PROBLEM DETAILS
Would you return the complete listing below word for word?

Stored data entries:
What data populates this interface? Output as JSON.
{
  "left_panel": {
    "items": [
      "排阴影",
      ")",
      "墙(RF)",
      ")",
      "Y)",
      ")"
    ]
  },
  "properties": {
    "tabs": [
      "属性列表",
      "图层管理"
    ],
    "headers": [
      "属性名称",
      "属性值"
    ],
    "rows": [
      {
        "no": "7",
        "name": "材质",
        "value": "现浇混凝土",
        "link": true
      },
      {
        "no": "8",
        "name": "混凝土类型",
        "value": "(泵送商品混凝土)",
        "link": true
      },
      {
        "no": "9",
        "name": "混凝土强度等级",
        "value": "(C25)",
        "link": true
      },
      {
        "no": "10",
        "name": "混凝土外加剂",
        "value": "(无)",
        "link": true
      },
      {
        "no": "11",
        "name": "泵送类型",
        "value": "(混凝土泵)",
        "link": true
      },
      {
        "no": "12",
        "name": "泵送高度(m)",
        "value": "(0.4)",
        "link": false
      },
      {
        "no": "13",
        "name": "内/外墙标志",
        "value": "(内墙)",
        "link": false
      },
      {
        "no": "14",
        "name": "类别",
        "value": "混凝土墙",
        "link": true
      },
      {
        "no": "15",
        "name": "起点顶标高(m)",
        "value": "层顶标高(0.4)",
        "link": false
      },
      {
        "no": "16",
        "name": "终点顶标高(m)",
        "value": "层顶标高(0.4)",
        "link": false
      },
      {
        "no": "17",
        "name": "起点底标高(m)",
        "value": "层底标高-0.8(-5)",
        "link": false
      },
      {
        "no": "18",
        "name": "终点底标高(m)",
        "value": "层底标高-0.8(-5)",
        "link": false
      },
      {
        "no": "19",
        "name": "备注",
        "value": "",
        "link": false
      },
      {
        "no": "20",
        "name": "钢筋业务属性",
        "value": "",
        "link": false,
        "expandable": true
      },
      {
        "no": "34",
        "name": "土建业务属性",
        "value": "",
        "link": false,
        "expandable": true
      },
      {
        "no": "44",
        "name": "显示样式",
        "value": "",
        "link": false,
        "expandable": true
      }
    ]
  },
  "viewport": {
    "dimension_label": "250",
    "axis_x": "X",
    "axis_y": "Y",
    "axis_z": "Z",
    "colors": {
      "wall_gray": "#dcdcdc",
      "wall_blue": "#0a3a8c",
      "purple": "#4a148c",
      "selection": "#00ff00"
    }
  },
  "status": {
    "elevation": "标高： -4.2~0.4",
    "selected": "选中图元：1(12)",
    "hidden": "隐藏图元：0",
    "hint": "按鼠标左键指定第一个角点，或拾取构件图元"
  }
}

EXERCISE SOLUTION
What data populates this interface? Output as JSON.
{
  "left_panel": {
    "items": [
      "排阴影",
      ")",
      "墙(RF)",
      ")",
      "Y)",
      ")"
    ]
  },
  "properties": {
    "tabs": [
      "属性列表",
      "图层管理"
    ],
    "headers": [
      "属性名称",
      "属性值"
    ],
    "rows": [
      {
        "no": "7",
        "name": "材质",
        "value": "现浇混凝土",
        "link": true
      },
      {
        "no": "8",
        "name": "混凝土类型",
        "value": "(泵送商品混凝土)",
        "link": true
      },
      {
        "no": "9",
        "name": "混凝土强度等级",
        "value": "(C25)",
        "link": true
      },
      {
        "no": "10",
        "name": "混凝土外加剂",
        "value": "(无)",
        "link": true
      },
      {
        "no": "11",
        "name": "泵送类型",
        "value": "(混凝土泵)",
        "link": true
      },
      {
        "no": "12",
        "name": "泵送高度(m)",
        "value": "(0.4)",
        "link": false
      },
      {
        "no": "13",
        "name": "内/外墙标志",
        "value": "(内墙)",
        "link": false
      },
      {
        "no": "14",
        "name": "类别",
        "value": "混凝土墙",
        "link": true
      },
      {
        "no": "15",
        "name": "起点顶标高(m)",
        "value": "层顶标高(0.4)",
        "link": false
      },
      {
        "no": "16",
        "name": "终点顶标高(m)",
        "value": "层顶标高(0.4)",
        "link": false
      },
      {
        "no": "17",
        "name": "起点底标高(m)",
        "value": "层底标高-0.8(-5)",
        "link": false
      },
      {
        "no": "18",
        "name": "终点底标高(m)",
        "value": "层底标高-0.8(-5)",
        "link": false
      },
      {
        "no": "19",
        "name": "备注",
        "value": "",
        "link": false
      },
      {
        "no": "20",
        "name": "钢筋业务属性",
        "value": "",
        "link": false,
        "expandable": true
      },
      {
        "no": "34",
        "name": "土建业务属性",
        "value": "",
        "link": false,
        "expandable": true
      },
      {
        "no": "44",
        "name": "显示样式",
        "value": "",
        "link": false,
        "expandable": true
      }
    ]
  },
  "viewport": {
    "dimension_label": "250",
    "axis_x": "X",
    "axis_y": "Y",
    "axis_z": "Z",
    "colors": {
      "wall_gray": "#dcdcdc",
      "wall_blue": "#0a3a8c",
      "purple": "#4a148c",
      "selection": "#00ff00"
    }
  },
  "status": {
    "elevation": "标高： -4.2~0.4",
    "selected": "选中图元：1(12)",
    "hidden": "隐藏图元：0",
    "hint": "按鼠标左键指定第一个角点，或拾取构件图元"
  }
}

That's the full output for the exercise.